(Stored items)
Start
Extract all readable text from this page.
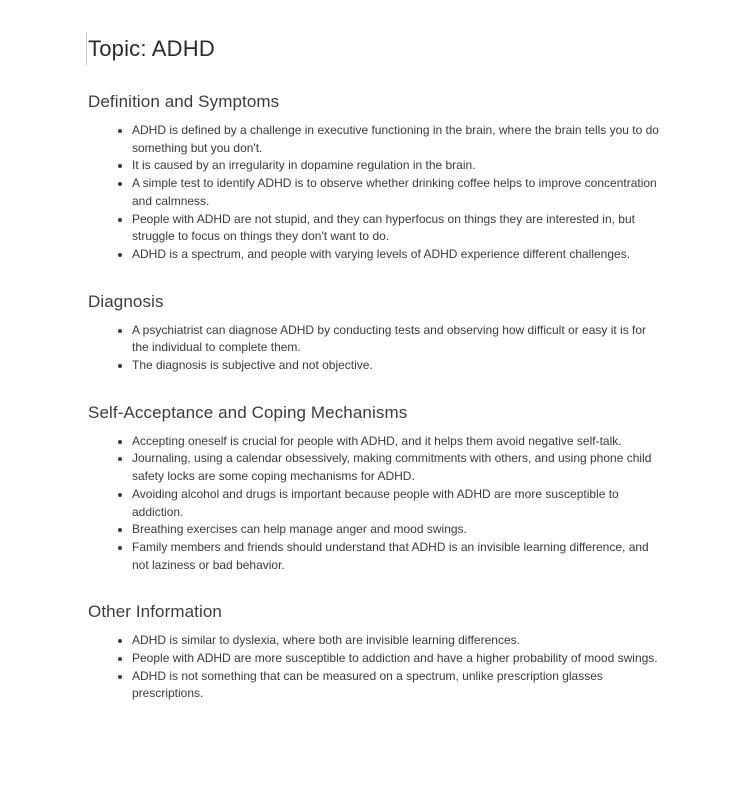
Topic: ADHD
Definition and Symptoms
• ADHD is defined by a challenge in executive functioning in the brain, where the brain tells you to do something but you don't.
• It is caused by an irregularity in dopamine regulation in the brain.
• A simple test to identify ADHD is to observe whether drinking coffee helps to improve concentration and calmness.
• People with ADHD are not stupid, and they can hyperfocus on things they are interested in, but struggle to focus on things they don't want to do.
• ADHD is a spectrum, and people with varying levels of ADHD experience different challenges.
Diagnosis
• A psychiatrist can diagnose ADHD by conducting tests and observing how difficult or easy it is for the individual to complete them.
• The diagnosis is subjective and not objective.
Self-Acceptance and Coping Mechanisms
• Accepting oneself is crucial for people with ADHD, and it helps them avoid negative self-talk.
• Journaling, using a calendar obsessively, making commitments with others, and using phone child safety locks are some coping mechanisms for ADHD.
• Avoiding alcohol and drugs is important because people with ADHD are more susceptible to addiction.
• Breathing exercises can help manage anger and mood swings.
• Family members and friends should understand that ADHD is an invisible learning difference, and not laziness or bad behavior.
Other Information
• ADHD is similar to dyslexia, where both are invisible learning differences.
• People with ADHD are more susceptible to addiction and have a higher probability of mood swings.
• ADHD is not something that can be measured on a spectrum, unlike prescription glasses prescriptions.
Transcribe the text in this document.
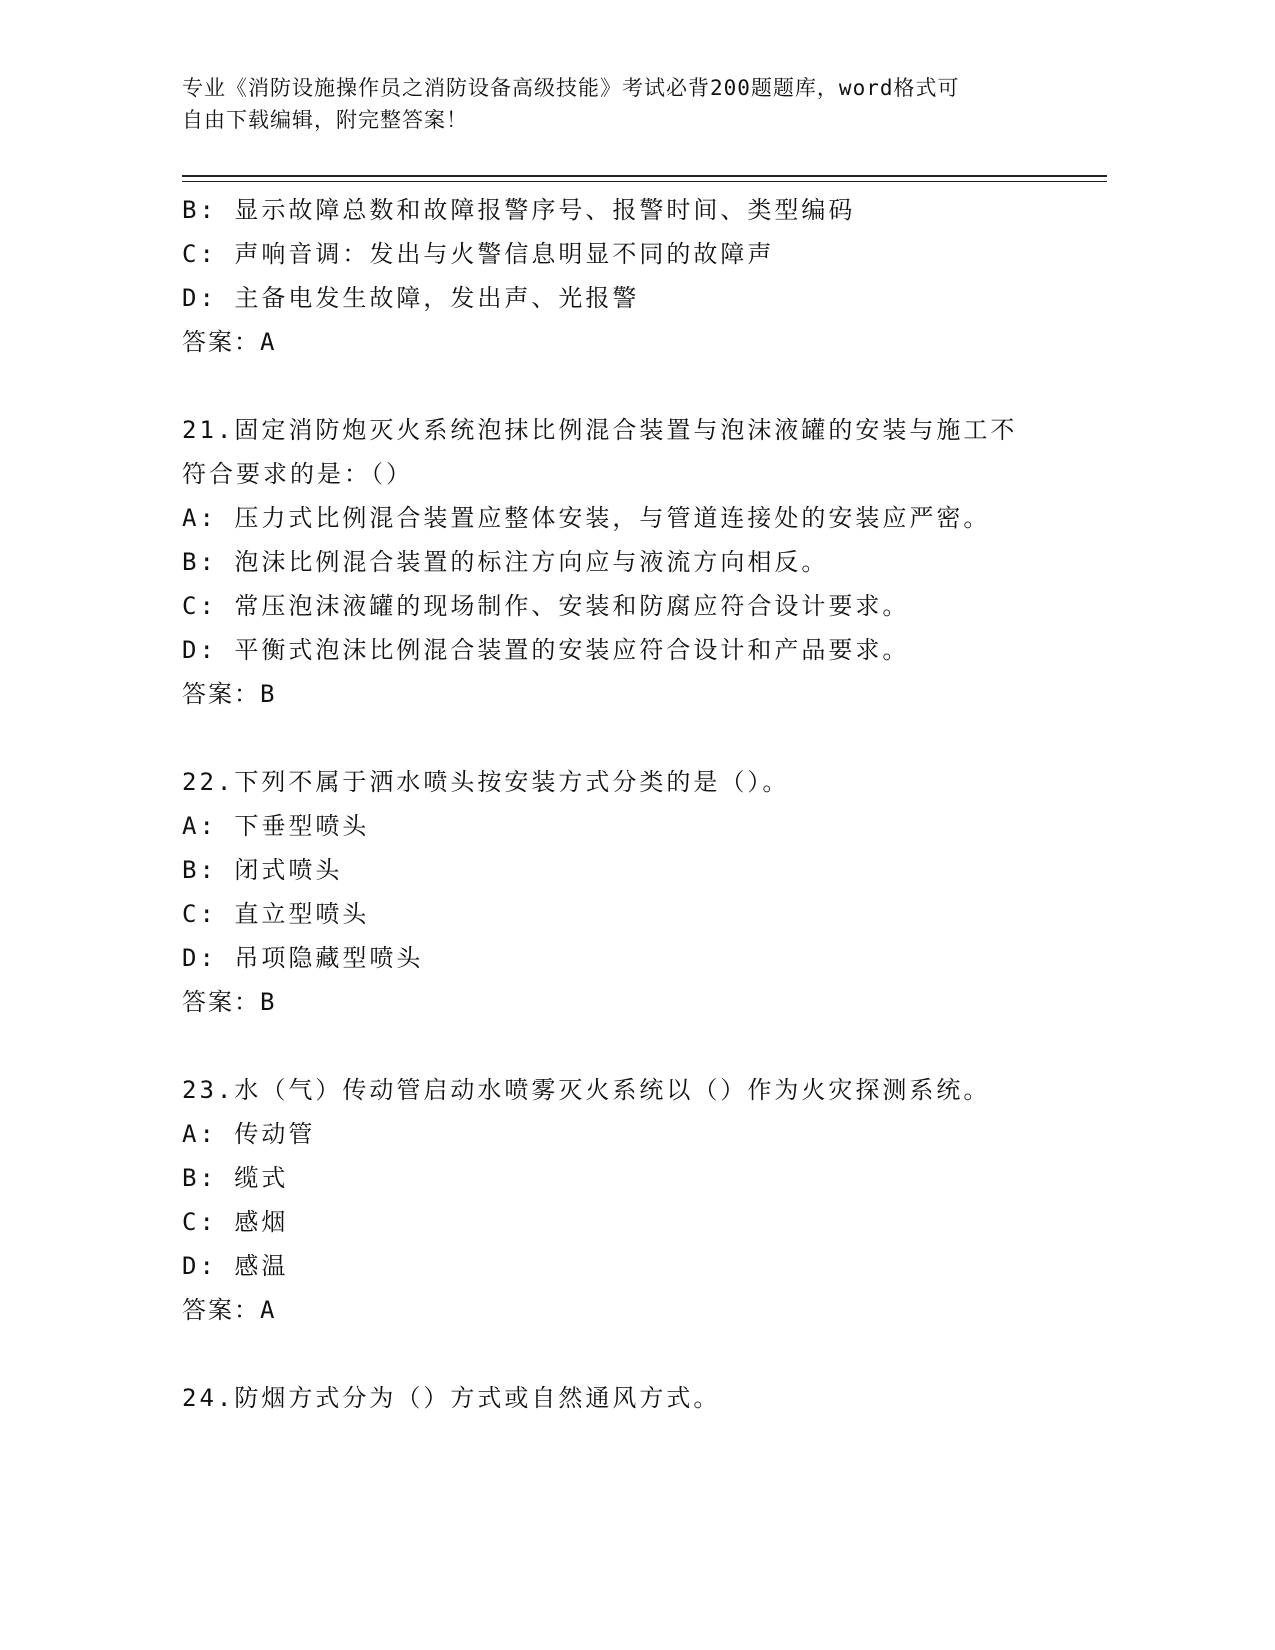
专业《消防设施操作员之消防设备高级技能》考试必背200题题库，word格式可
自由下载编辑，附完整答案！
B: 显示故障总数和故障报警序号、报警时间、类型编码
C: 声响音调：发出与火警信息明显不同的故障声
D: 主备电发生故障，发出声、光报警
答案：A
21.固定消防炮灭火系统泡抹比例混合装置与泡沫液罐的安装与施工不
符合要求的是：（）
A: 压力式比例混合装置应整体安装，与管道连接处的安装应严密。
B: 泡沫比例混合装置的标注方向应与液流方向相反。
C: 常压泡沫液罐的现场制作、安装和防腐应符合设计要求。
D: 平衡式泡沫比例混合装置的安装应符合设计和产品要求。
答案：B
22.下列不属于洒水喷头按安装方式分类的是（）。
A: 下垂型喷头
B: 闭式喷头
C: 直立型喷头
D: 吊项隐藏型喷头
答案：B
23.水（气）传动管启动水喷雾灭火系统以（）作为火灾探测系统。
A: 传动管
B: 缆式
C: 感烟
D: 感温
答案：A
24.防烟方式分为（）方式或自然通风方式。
End
- **Problem to work on**
Transcribe the material exactly, and leave out whatever pictures it holds.

- **Written response**
Extract all readable text from this page.
Topic: ADHD
Definition and Symptoms
• ADHD is defined by a challenge in executive functioning in the brain, where the brain tells you to do something but you don't.
• It is caused by an irregularity in dopamine regulation in the brain.
• A simple test to identify ADHD is to observe whether drinking coffee helps to improve concentration and calmness.
• People with ADHD are not stupid, and they can hyperfocus on things they are interested in, but struggle to focus on things they don't want to do.
• ADHD is a spectrum, and people with varying levels of ADHD experience different challenges.
Diagnosis
• A psychiatrist can diagnose ADHD by conducting tests and observing how difficult or easy it is for the individual to complete them.
• The diagnosis is subjective and not objective.
Self-Acceptance and Coping Mechanisms
• Accepting oneself is crucial for people with ADHD, and it helps them avoid negative self-talk.
• Journaling, using a calendar obsessively, making commitments with others, and using phone child safety locks are some coping mechanisms for ADHD.
• Avoiding alcohol and drugs is important because people with ADHD are more susceptible to addiction.
• Breathing exercises can help manage anger and mood swings.
• Family members and friends should understand that ADHD is an invisible learning difference, and not laziness or bad behavior.
Other Information
• ADHD is similar to dyslexia, where both are invisible learning differences.
• People with ADHD are more susceptible to addiction and have a higher probability of mood swings.
• ADHD is not something that can be measured on a spectrum, unlike prescription glasses prescriptions.
Transcribe the text in this document.
专业《消防设施操作员之消防设备高级技能》考试必背200题题库，word格式可
自由下载编辑，附完整答案！
B: 显示故障总数和故障报警序号、报警时间、类型编码
C: 声响音调：发出与火警信息明显不同的故障声
D: 主备电发生故障，发出声、光报警
答案：A
21.固定消防炮灭火系统泡抹比例混合装置与泡沫液罐的安装与施工不
符合要求的是：（）
A: 压力式比例混合装置应整体安装，与管道连接处的安装应严密。
B: 泡沫比例混合装置的标注方向应与液流方向相反。
C: 常压泡沫液罐的现场制作、安装和防腐应符合设计要求。
D: 平衡式泡沫比例混合装置的安装应符合设计和产品要求。
答案：B
22.下列不属于洒水喷头按安装方式分类的是（）。
A: 下垂型喷头
B: 闭式喷头
C: 直立型喷头
D: 吊项隐藏型喷头
答案：B
23.水（气）传动管启动水喷雾灭火系统以（）作为火灾探测系统。
A: 传动管
B: 缆式
C: 感烟
D: 感温
答案：A
24.防烟方式分为（）方式或自然通风方式。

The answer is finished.